+++ Dataset records

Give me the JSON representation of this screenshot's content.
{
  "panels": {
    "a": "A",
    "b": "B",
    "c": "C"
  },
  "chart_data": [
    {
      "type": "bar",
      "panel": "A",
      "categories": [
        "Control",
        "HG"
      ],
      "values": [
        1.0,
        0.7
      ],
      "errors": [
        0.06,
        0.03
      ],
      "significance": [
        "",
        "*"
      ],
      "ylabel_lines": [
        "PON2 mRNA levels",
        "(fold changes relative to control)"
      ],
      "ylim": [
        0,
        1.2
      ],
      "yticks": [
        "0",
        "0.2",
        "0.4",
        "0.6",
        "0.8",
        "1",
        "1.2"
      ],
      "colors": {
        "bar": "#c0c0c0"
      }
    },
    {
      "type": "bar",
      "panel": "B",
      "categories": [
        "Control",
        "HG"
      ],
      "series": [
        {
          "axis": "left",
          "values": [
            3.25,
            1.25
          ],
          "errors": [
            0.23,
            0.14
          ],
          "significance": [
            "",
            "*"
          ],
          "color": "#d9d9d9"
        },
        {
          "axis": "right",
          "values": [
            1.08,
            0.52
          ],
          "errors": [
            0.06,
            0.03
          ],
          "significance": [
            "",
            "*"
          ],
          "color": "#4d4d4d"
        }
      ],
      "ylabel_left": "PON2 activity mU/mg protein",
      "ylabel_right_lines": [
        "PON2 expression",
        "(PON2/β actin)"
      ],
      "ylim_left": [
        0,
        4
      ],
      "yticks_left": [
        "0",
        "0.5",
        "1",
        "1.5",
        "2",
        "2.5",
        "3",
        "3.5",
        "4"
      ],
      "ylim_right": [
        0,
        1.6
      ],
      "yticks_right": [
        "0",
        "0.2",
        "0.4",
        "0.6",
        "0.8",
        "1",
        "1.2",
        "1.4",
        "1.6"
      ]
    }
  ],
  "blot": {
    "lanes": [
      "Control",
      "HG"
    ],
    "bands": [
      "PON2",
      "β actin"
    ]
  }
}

++++++

- _Task to complete_
Set down all of the entries again, keeping every line exactly as it is.

- _Response to this task_
Give me the JSON representation of this screenshot's content.
{
  "panels": {
    "a": "A",
    "b": "B",
    "c": "C"
  },
  "chart_data": [
    {
      "type": "bar",
      "panel": "A",
      "categories": [
        "Control",
        "HG"
      ],
      "values": [
        1.0,
        0.7
      ],
      "errors": [
        0.06,
        0.03
      ],
      "significance": [
        "",
        "*"
      ],
      "ylabel_lines": [
        "PON2 mRNA levels",
        "(fold changes relative to control)"
      ],
      "ylim": [
        0,
        1.2
      ],
      "yticks": [
        "0",
        "0.2",
        "0.4",
        "0.6",
        "0.8",
        "1",
        "1.2"
      ],
      "colors": {
        "bar": "#c0c0c0"
      }
    },
    {
      "type": "bar",
      "panel": "B",
      "categories": [
        "Control",
        "HG"
      ],
      "series": [
        {
          "axis": "left",
          "values": [
            3.25,
            1.25
          ],
          "errors": [
            0.23,
            0.14
          ],
          "significance": [
            "",
            "*"
          ],
          "color": "#d9d9d9"
        },
        {
          "axis": "right",
          "values": [
            1.08,
            0.52
          ],
          "errors": [
            0.06,
            0.03
          ],
          "significance": [
            "",
            "*"
          ],
          "color": "#4d4d4d"
        }
      ],
      "ylabel_left": "PON2 activity mU/mg protein",
      "ylabel_right_lines": [
        "PON2 expression",
        "(PON2/β actin)"
      ],
      "ylim_left": [
        0,
        4
      ],
      "yticks_left": [
        "0",
        "0.5",
        "1",
        "1.5",
        "2",
        "2.5",
        "3",
        "3.5",
        "4"
      ],
      "ylim_right": [
        0,
        1.6
      ],
      "yticks_right": [
        "0",
        "0.2",
        "0.4",
        "0.6",
        "0.8",
        "1",
        "1.2",
        "1.4",
        "1.6"
      ]
    }
  ],
  "blot": {
    "lanes": [
      "Control",
      "HG"
    ],
    "bands": [
      "PON2",
      "β actin"
    ]
  }
}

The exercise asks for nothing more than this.